• _What you are asked to do_
Show every line where "justificativa" occurs.

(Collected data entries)
+---+

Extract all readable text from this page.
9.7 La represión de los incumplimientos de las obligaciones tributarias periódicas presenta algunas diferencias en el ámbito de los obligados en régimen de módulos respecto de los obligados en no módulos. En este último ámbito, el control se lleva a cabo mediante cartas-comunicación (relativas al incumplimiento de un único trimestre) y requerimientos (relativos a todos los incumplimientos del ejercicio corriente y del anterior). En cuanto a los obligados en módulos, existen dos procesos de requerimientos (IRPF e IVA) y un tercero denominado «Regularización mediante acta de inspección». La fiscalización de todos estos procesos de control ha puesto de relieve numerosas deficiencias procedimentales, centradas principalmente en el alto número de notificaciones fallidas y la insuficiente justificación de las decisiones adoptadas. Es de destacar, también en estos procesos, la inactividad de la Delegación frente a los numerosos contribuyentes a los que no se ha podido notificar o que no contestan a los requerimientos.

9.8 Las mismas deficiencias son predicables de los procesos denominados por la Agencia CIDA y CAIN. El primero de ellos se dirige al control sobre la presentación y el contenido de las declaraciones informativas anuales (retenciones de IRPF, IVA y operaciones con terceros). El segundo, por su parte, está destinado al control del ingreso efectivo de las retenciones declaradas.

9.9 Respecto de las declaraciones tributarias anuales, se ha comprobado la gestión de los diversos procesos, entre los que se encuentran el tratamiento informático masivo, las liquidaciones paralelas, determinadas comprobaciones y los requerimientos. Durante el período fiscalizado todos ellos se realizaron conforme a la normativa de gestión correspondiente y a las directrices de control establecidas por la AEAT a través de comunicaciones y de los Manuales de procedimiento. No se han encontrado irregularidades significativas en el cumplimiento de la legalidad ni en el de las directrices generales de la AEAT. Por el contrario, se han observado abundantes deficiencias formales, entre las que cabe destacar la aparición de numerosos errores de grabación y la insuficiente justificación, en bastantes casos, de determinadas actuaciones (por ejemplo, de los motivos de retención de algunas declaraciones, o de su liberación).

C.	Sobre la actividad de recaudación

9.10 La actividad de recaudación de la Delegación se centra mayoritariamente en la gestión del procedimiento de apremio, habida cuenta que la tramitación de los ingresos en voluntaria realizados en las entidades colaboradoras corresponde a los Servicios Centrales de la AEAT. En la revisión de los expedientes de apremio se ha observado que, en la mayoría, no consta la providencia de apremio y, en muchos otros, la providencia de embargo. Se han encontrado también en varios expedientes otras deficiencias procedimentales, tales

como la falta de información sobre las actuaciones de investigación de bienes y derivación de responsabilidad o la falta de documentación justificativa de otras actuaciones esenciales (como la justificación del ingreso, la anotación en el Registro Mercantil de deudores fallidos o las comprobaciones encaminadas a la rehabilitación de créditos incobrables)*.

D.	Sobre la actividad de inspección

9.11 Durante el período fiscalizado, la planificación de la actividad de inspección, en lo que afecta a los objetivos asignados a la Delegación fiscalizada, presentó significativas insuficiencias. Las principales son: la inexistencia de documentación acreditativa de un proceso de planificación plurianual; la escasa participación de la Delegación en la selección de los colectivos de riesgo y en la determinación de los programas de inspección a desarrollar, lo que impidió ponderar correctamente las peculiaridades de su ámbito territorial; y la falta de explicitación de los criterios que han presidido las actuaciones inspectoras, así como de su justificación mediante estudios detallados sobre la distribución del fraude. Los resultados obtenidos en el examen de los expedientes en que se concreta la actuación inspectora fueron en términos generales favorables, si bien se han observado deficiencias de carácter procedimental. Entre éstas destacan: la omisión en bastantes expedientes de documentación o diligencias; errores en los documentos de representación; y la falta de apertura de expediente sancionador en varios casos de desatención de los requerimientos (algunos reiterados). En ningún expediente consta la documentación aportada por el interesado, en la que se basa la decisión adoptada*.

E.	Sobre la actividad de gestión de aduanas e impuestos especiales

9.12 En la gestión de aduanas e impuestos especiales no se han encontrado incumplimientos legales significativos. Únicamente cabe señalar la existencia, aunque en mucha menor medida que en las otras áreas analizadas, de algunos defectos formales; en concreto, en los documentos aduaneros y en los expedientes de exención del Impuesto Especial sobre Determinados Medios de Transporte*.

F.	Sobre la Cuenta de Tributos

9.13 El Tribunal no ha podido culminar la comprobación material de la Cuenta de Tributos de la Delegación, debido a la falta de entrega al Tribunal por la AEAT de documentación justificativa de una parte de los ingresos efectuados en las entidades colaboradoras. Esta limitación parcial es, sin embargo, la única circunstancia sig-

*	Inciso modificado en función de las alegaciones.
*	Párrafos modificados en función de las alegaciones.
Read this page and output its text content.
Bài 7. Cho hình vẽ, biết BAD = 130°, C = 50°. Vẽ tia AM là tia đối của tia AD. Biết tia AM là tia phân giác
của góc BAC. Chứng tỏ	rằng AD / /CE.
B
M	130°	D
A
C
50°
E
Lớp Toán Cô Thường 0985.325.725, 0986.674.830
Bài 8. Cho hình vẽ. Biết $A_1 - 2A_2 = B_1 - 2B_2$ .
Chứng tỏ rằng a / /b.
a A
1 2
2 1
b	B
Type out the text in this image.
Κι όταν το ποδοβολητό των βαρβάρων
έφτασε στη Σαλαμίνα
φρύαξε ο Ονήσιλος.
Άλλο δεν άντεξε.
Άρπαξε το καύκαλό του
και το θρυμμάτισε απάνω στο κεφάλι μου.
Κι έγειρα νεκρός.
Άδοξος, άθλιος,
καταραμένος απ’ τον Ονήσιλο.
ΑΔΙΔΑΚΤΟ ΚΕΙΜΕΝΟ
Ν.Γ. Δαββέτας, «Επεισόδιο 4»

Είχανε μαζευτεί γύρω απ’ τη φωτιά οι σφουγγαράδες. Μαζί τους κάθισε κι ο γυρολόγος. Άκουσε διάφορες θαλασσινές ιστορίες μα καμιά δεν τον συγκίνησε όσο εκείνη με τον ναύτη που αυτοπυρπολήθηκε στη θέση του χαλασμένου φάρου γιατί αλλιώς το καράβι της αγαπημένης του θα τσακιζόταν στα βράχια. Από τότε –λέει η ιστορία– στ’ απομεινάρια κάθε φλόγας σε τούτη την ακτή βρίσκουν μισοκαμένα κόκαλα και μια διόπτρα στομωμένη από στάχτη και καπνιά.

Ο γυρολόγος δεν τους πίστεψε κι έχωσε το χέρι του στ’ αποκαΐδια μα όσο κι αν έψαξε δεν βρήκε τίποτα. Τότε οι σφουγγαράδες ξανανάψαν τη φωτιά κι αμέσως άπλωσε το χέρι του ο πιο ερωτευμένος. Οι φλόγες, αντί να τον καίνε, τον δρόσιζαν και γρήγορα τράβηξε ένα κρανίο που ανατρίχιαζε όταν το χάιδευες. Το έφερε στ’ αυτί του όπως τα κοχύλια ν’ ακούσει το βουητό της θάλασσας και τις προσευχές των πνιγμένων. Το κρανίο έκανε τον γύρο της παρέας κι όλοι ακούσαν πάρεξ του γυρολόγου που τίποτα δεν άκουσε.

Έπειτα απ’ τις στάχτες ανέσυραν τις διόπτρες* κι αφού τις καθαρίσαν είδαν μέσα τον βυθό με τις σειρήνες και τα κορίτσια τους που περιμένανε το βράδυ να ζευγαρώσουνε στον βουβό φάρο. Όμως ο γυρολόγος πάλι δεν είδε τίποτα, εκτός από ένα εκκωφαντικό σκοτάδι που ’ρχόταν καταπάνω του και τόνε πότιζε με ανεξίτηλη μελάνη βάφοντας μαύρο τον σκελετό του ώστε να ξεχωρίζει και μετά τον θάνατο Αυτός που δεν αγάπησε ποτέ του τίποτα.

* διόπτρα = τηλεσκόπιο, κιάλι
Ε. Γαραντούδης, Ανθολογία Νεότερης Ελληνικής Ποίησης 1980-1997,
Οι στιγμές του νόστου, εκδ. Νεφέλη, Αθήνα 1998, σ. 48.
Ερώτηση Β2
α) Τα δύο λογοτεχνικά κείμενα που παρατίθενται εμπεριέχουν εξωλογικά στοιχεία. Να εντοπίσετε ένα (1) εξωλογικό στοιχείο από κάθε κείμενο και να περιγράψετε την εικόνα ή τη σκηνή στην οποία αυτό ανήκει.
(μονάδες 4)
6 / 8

+---+

• _Result of this exercise_
como la falta de información sobre las actuaciones de investigación de bienes y derivación de responsabilidad o la falta de documentación justificativa de otras actuaciones esenciales (como la justificación del ingreso, la anotación en el Registro Mercantil de deudores fallidos o las comprobaciones encaminadas a la rehabilitación de créditos incobrables)*.
9.13 El Tribunal no ha podido culminar la comprobación material de la Cuenta de Tributos de la Delegación, debido a la falta de entrega al Tribunal por la AEAT de documentación justificativa de una parte de los ingresos efectuados en las entidades colaboradoras. Esta limitación parcial es, sin embargo, la única circunstancia sig-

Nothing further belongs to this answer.